AIM: Output every line of the data exactly as it appears.

SUPPLIED RECORDS:
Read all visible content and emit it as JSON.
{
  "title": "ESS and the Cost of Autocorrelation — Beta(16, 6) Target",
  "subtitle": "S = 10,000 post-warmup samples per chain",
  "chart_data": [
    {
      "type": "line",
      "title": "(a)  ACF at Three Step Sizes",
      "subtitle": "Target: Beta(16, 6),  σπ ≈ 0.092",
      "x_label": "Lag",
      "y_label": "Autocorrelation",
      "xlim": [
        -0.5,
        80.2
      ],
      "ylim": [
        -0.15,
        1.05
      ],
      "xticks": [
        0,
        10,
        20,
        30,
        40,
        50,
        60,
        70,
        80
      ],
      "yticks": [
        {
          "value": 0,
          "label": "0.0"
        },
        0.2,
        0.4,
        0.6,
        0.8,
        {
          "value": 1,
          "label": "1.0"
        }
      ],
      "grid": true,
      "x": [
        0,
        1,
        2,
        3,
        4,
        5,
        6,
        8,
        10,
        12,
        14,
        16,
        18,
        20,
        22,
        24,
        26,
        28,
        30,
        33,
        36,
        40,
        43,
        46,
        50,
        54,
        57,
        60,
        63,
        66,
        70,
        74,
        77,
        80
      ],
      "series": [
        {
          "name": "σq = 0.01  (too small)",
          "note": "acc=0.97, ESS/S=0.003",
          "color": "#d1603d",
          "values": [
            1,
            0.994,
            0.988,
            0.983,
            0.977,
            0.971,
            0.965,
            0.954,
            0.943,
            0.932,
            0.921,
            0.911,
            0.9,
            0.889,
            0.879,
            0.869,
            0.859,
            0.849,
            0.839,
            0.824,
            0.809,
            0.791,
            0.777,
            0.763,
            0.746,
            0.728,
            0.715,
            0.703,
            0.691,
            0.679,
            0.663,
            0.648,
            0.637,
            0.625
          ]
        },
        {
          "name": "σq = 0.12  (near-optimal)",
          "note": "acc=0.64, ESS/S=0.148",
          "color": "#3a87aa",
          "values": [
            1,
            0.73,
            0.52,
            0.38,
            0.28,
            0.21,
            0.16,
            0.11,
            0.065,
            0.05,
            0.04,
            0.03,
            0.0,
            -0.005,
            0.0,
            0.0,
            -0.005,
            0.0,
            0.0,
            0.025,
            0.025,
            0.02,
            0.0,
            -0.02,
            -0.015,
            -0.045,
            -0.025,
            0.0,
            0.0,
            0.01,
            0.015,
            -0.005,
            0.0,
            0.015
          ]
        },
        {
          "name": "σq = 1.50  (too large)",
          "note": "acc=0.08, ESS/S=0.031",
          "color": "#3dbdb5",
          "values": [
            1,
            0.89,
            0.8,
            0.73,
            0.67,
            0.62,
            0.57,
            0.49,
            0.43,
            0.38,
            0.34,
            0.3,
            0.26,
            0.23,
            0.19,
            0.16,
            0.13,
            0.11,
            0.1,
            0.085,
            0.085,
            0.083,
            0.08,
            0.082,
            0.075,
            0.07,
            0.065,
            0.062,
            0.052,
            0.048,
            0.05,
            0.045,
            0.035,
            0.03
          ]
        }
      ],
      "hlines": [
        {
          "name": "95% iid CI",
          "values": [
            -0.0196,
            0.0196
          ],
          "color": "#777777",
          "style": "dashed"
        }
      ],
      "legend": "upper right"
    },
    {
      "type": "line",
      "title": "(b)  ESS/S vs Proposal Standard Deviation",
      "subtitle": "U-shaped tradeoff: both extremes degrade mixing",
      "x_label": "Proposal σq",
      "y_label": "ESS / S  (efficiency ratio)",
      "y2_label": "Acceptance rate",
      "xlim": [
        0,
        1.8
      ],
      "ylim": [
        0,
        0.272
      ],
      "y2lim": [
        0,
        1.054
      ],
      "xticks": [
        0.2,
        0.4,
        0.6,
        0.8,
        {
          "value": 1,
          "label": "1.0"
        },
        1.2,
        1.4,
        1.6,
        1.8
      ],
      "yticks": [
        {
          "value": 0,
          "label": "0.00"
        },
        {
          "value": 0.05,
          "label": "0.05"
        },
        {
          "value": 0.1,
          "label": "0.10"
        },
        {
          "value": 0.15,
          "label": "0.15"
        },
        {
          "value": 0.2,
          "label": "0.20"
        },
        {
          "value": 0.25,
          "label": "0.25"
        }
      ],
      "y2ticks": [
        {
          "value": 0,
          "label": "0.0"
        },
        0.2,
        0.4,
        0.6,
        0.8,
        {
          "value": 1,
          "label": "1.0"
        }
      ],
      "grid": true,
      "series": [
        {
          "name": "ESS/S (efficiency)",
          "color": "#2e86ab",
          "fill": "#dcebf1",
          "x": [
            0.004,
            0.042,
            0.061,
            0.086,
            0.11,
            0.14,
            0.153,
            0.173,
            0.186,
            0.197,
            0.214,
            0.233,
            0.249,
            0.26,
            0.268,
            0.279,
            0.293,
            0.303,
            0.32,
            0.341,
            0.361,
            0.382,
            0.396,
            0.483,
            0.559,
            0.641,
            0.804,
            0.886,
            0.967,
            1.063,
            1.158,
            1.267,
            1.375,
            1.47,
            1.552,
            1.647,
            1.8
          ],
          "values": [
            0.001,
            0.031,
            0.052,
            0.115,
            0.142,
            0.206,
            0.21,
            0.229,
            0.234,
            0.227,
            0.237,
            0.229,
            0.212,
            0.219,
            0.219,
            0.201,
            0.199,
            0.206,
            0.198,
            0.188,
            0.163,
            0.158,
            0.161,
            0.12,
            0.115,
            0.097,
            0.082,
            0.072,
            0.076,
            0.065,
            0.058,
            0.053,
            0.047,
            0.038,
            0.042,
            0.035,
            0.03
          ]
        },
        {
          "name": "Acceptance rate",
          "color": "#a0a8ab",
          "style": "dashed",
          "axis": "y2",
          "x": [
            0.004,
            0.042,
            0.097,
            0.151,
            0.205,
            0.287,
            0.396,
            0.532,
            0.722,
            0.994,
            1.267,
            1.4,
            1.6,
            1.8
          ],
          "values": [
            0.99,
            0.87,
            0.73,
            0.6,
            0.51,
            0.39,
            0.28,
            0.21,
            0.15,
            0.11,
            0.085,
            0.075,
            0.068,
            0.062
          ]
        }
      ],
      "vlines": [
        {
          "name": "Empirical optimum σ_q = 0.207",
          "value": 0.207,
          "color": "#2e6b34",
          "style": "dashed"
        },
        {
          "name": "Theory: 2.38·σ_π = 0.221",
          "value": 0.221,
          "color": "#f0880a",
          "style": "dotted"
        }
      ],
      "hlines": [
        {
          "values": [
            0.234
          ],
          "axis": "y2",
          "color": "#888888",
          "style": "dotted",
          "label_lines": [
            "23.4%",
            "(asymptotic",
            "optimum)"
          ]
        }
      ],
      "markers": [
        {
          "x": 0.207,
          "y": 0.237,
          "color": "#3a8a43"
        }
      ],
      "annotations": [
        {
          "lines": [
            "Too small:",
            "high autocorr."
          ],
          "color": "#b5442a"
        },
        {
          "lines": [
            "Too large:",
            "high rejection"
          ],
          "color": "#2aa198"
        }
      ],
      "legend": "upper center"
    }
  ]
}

THE OUTPUT:
Read all visible content and emit it as JSON.
{
  "title": "ESS and the Cost of Autocorrelation — Beta(16, 6) Target",
  "subtitle": "S = 10,000 post-warmup samples per chain",
  "chart_data": [
    {
      "type": "line",
      "title": "(a)  ACF at Three Step Sizes",
      "subtitle": "Target: Beta(16, 6),  σπ ≈ 0.092",
      "x_label": "Lag",
      "y_label": "Autocorrelation",
      "xlim": [
        -0.5,
        80.2
      ],
      "ylim": [
        -0.15,
        1.05
      ],
      "xticks": [
        0,
        10,
        20,
        30,
        40,
        50,
        60,
        70,
        80
      ],
      "yticks": [
        {
          "value": 0,
          "label": "0.0"
        },
        0.2,
        0.4,
        0.6,
        0.8,
        {
          "value": 1,
          "label": "1.0"
        }
      ],
      "grid": true,
      "x": [
        0,
        1,
        2,
        3,
        4,
        5,
        6,
        8,
        10,
        12,
        14,
        16,
        18,
        20,
        22,
        24,
        26,
        28,
        30,
        33,
        36,
        40,
        43,
        46,
        50,
        54,
        57,
        60,
        63,
        66,
        70,
        74,
        77,
        80
      ],
      "series": [
        {
          "name": "σq = 0.01  (too small)",
          "note": "acc=0.97, ESS/S=0.003",
          "color": "#d1603d",
          "values": [
            1,
            0.994,
            0.988,
            0.983,
            0.977,
            0.971,
            0.965,
            0.954,
            0.943,
            0.932,
            0.921,
            0.911,
            0.9,
            0.889,
            0.879,
            0.869,
            0.859,
            0.849,
            0.839,
            0.824,
            0.809,
            0.791,
            0.777,
            0.763,
            0.746,
            0.728,
            0.715,
            0.703,
            0.691,
            0.679,
            0.663,
            0.648,
            0.637,
            0.625
          ]
        },
        {
          "name": "σq = 0.12  (near-optimal)",
          "note": "acc=0.64, ESS/S=0.148",
          "color": "#3a87aa",
          "values": [
            1,
            0.73,
            0.52,
            0.38,
            0.28,
            0.21,
            0.16,
            0.11,
            0.065,
            0.05,
            0.04,
            0.03,
            0.0,
            -0.005,
            0.0,
            0.0,
            -0.005,
            0.0,
            0.0,
            0.025,
            0.025,
            0.02,
            0.0,
            -0.02,
            -0.015,
            -0.045,
            -0.025,
            0.0,
            0.0,
            0.01,
            0.015,
            -0.005,
            0.0,
            0.015
          ]
        },
        {
          "name": "σq = 1.50  (too large)",
          "note": "acc=0.08, ESS/S=0.031",
          "color": "#3dbdb5",
          "values": [
            1,
            0.89,
            0.8,
            0.73,
            0.67,
            0.62,
            0.57,
            0.49,
            0.43,
            0.38,
            0.34,
            0.3,
            0.26,
            0.23,
            0.19,
            0.16,
            0.13,
            0.11,
            0.1,
            0.085,
            0.085,
            0.083,
            0.08,
            0.082,
            0.075,
            0.07,
            0.065,
            0.062,
            0.052,
            0.048,
            0.05,
            0.045,
            0.035,
            0.03
          ]
        }
      ],
      "hlines": [
        {
          "name": "95% iid CI",
          "values": [
            -0.0196,
            0.0196
          ],
          "color": "#777777",
          "style": "dashed"
        }
      ],
      "legend": "upper right"
    },
    {
      "type": "line",
      "title": "(b)  ESS/S vs Proposal Standard Deviation",
      "subtitle": "U-shaped tradeoff: both extremes degrade mixing",
      "x_label": "Proposal σq",
      "y_label": "ESS / S  (efficiency ratio)",
      "y2_label": "Acceptance rate",
      "xlim": [
        0,
        1.8
      ],
      "ylim": [
        0,
        0.272
      ],
      "y2lim": [
        0,
        1.054
      ],
      "xticks": [
        0.2,
        0.4,
        0.6,
        0.8,
        {
          "value": 1,
          "label": "1.0"
        },
        1.2,
        1.4,
        1.6,
        1.8
      ],
      "yticks": [
        {
          "value": 0,
          "label": "0.00"
        },
        {
          "value": 0.05,
          "label": "0.05"
        },
        {
          "value": 0.1,
          "label": "0.10"
        },
        {
          "value": 0.15,
          "label": "0.15"
        },
        {
          "value": 0.2,
          "label": "0.20"
        },
        {
          "value": 0.25,
          "label": "0.25"
        }
      ],
      "y2ticks": [
        {
          "value": 0,
          "label": "0.0"
        },
        0.2,
        0.4,
        0.6,
        0.8,
        {
          "value": 1,
          "label": "1.0"
        }
      ],
      "grid": true,
      "series": [
        {
          "name": "ESS/S (efficiency)",
          "color": "#2e86ab",
          "fill": "#dcebf1",
          "x": [
            0.004,
            0.042,
            0.061,
            0.086,
            0.11,
            0.14,
            0.153,
            0.173,
            0.186,
            0.197,
            0.214,
            0.233,
            0.249,
            0.26,
            0.268,
            0.279,
            0.293,
            0.303,
            0.32,
            0.341,
            0.361,
            0.382,
            0.396,
            0.483,
            0.559,
            0.641,
            0.804,
            0.886,
            0.967,
            1.063,
            1.158,
            1.267,
            1.375,
            1.47,
            1.552,
            1.647,
            1.8
          ],
          "values": [
            0.001,
            0.031,
            0.052,
            0.115,
            0.142,
            0.206,
            0.21,
            0.229,
            0.234,
            0.227,
            0.237,
            0.229,
            0.212,
            0.219,
            0.219,
            0.201,
            0.199,
            0.206,
            0.198,
            0.188,
            0.163,
            0.158,
            0.161,
            0.12,
            0.115,
            0.097,
            0.082,
            0.072,
            0.076,
            0.065,
            0.058,
            0.053,
            0.047,
            0.038,
            0.042,
            0.035,
            0.03
          ]
        },
        {
          "name": "Acceptance rate",
          "color": "#a0a8ab",
          "style": "dashed",
          "axis": "y2",
          "x": [
            0.004,
            0.042,
            0.097,
            0.151,
            0.205,
            0.287,
            0.396,
            0.532,
            0.722,
            0.994,
            1.267,
            1.4,
            1.6,
            1.8
          ],
          "values": [
            0.99,
            0.87,
            0.73,
            0.6,
            0.51,
            0.39,
            0.28,
            0.21,
            0.15,
            0.11,
            0.085,
            0.075,
            0.068,
            0.062
          ]
        }
      ],
      "vlines": [
        {
          "name": "Empirical optimum σ_q = 0.207",
          "value": 0.207,
          "color": "#2e6b34",
          "style": "dashed"
        },
        {
          "name": "Theory: 2.38·σ_π = 0.221",
          "value": 0.221,
          "color": "#f0880a",
          "style": "dotted"
        }
      ],
      "hlines": [
        {
          "values": [
            0.234
          ],
          "axis": "y2",
          "color": "#888888",
          "style": "dotted",
          "label_lines": [
            "23.4%",
            "(asymptotic",
            "optimum)"
          ]
        }
      ],
      "markers": [
        {
          "x": 0.207,
          "y": 0.237,
          "color": "#3a8a43"
        }
      ],
      "annotations": [
        {
          "lines": [
            "Too small:",
            "high autocorr."
          ],
          "color": "#b5442a"
        },
        {
          "lines": [
            "Too large:",
            "high rejection"
          ],
          "color": "#2aa198"
        }
      ],
      "legend": "upper center"
    }
  ]
}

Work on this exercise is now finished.